* **Given instruction**:
In the listing that follows, count the lines holding the word "будущие" and report only that number.

[Saved entries]

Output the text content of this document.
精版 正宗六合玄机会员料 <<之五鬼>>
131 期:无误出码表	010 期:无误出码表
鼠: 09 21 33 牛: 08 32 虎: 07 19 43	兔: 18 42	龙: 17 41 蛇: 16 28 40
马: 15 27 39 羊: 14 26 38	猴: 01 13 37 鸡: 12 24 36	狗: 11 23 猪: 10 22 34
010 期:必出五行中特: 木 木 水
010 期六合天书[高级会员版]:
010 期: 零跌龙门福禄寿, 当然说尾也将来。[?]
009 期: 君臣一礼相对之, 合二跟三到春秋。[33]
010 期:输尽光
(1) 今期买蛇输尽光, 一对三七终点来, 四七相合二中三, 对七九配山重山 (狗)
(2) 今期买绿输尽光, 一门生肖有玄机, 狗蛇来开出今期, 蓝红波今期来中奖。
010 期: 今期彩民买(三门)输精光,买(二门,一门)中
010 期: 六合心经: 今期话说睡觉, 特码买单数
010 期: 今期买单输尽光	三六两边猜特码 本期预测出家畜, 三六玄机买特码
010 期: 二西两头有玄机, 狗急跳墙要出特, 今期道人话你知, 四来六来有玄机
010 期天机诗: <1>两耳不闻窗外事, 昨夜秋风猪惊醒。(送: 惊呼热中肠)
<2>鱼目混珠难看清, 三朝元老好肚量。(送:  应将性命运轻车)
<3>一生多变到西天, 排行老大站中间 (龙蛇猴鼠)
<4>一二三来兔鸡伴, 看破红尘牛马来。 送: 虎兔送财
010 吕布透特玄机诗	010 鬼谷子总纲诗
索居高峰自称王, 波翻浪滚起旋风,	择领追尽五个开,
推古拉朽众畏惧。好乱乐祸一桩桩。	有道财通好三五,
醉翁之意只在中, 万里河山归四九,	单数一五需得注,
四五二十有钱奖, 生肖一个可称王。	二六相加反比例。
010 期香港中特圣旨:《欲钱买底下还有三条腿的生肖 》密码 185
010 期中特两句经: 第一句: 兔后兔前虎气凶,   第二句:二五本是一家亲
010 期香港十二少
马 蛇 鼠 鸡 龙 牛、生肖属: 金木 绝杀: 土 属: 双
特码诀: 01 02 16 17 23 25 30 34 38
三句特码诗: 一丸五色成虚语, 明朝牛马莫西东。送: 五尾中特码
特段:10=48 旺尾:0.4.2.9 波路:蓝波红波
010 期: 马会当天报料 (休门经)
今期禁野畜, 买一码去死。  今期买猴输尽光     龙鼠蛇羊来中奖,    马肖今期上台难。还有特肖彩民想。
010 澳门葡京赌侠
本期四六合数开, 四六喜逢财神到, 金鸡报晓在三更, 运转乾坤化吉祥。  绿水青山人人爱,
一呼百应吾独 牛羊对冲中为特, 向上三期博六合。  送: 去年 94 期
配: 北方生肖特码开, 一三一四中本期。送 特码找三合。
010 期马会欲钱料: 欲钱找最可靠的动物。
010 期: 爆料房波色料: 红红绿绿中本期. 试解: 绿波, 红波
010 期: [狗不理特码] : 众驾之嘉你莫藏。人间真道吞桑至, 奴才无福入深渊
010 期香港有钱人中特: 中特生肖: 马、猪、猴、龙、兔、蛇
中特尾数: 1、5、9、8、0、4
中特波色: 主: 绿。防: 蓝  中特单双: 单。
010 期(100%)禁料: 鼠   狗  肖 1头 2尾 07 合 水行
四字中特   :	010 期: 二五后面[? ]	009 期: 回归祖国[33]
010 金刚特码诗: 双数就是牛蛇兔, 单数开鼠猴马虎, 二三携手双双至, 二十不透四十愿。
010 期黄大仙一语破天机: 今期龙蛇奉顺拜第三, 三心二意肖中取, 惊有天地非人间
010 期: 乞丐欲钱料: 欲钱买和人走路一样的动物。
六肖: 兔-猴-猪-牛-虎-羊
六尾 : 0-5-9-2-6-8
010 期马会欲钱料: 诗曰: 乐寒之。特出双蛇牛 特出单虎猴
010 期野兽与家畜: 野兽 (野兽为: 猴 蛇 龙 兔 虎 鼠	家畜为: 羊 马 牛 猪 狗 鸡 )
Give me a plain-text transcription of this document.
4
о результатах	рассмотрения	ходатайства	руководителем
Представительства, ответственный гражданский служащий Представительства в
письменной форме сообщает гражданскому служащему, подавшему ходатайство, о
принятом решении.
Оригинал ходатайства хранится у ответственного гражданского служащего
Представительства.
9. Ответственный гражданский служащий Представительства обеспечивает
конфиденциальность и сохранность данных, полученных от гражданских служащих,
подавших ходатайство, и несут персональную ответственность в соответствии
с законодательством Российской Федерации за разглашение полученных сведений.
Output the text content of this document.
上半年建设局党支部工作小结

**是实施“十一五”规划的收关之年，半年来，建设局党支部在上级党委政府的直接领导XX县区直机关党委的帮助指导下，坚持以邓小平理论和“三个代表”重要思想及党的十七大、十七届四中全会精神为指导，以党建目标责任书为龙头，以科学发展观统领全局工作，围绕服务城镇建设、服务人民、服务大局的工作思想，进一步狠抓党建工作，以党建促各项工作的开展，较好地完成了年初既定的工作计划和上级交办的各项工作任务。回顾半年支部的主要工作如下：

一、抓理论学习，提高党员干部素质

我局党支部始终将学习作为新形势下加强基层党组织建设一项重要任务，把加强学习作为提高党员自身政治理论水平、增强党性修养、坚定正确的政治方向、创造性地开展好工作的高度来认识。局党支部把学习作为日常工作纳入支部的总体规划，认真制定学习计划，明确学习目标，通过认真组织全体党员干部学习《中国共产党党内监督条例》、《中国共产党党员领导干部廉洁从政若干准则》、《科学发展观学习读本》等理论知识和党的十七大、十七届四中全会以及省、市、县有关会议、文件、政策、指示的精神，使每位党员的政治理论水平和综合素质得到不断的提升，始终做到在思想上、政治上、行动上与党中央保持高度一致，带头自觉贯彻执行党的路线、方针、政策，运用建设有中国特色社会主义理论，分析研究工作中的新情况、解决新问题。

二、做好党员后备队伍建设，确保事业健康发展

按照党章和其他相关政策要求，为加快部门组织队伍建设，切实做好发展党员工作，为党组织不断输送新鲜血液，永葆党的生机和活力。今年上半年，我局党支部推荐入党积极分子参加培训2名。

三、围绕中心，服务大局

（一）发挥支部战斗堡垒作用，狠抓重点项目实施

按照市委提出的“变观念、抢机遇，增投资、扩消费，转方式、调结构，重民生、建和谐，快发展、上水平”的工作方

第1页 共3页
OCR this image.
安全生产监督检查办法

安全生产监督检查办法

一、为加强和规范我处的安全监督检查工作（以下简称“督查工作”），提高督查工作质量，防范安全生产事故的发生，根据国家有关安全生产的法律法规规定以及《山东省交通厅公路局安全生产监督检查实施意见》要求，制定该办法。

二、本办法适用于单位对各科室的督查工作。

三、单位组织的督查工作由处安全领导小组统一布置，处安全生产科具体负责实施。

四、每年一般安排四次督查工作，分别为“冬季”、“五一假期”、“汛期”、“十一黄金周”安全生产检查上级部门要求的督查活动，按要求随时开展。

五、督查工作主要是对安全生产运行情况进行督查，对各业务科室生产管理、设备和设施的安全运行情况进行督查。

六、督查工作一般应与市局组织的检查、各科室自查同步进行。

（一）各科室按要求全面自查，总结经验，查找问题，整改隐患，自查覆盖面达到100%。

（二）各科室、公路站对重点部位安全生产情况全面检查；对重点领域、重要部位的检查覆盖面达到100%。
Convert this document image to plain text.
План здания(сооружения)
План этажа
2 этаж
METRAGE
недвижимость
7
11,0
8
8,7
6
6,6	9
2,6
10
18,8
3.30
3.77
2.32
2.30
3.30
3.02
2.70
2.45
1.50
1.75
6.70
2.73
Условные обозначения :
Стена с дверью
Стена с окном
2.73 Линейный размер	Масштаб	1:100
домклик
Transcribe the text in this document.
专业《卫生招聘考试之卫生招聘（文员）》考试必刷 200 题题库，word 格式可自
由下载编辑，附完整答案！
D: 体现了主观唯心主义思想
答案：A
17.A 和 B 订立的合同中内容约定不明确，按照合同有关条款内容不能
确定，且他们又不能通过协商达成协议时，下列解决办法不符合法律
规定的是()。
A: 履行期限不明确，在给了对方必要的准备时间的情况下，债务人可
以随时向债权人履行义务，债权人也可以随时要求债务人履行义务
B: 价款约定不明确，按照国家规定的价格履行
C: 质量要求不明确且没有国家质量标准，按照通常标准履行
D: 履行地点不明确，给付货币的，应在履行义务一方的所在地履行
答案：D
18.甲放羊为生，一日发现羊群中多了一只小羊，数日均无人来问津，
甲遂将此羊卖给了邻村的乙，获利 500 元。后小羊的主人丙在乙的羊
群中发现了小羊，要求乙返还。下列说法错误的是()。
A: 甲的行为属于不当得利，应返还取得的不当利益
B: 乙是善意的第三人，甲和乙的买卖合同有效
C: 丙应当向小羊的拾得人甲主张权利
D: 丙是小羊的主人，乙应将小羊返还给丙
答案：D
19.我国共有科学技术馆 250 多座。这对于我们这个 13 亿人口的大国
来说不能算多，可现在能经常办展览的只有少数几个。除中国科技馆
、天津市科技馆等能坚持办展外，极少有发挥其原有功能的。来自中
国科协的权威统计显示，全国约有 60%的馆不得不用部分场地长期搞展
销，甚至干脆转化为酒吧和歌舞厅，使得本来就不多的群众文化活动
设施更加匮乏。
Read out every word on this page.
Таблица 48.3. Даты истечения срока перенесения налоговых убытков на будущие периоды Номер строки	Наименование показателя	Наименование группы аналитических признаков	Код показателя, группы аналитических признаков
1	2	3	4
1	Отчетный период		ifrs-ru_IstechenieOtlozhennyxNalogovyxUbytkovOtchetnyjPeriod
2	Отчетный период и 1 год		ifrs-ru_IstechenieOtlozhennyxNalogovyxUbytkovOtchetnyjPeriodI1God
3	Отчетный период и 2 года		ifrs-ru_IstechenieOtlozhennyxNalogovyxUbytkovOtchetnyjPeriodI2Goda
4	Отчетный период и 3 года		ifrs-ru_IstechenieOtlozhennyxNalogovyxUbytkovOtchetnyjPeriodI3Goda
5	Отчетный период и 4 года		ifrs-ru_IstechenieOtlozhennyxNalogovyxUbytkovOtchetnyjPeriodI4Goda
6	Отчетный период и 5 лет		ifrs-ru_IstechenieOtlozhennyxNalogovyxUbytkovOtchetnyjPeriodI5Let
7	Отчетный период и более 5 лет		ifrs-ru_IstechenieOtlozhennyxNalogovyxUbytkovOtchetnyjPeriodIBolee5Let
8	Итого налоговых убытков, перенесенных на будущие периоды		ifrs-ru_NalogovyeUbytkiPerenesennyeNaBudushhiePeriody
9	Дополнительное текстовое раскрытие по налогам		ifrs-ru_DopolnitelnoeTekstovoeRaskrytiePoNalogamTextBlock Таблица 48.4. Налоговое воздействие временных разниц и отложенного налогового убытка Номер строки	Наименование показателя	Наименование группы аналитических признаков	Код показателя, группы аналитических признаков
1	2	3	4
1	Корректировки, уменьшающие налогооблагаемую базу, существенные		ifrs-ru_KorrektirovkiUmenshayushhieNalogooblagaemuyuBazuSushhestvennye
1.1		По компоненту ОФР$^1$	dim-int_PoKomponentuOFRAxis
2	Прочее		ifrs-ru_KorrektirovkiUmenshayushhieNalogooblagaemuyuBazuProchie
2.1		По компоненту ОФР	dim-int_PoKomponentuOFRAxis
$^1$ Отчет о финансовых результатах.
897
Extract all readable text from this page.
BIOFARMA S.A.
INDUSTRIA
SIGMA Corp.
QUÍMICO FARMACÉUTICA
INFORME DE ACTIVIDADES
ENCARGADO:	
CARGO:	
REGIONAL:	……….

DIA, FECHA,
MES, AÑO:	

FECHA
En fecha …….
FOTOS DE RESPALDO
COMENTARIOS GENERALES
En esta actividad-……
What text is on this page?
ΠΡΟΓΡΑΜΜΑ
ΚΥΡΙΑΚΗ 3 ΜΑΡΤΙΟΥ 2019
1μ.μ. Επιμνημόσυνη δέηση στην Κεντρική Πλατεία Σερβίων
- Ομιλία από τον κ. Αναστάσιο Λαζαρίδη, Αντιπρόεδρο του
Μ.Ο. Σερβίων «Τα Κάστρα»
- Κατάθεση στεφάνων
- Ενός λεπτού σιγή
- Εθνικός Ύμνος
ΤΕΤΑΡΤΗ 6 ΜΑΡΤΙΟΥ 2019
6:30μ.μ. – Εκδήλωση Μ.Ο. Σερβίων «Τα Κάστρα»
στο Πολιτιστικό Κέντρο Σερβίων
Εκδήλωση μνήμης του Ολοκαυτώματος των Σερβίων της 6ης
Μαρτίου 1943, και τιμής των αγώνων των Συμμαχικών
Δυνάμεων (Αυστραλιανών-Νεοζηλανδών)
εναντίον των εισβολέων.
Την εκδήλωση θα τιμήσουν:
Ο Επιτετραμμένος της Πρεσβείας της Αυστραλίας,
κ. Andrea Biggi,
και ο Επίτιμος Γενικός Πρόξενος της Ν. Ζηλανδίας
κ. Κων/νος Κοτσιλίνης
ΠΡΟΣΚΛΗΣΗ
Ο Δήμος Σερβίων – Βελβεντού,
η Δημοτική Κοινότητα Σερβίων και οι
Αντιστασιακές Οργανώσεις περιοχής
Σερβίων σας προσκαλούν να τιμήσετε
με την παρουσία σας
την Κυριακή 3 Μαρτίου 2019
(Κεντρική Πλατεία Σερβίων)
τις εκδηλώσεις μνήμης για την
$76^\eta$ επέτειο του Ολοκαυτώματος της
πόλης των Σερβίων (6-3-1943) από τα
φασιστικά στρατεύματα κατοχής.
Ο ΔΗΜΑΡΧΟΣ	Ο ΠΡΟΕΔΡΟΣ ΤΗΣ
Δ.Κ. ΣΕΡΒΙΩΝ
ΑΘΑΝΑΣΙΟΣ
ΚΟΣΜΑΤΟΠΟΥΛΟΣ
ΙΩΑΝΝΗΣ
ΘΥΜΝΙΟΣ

* **Final answer**:
2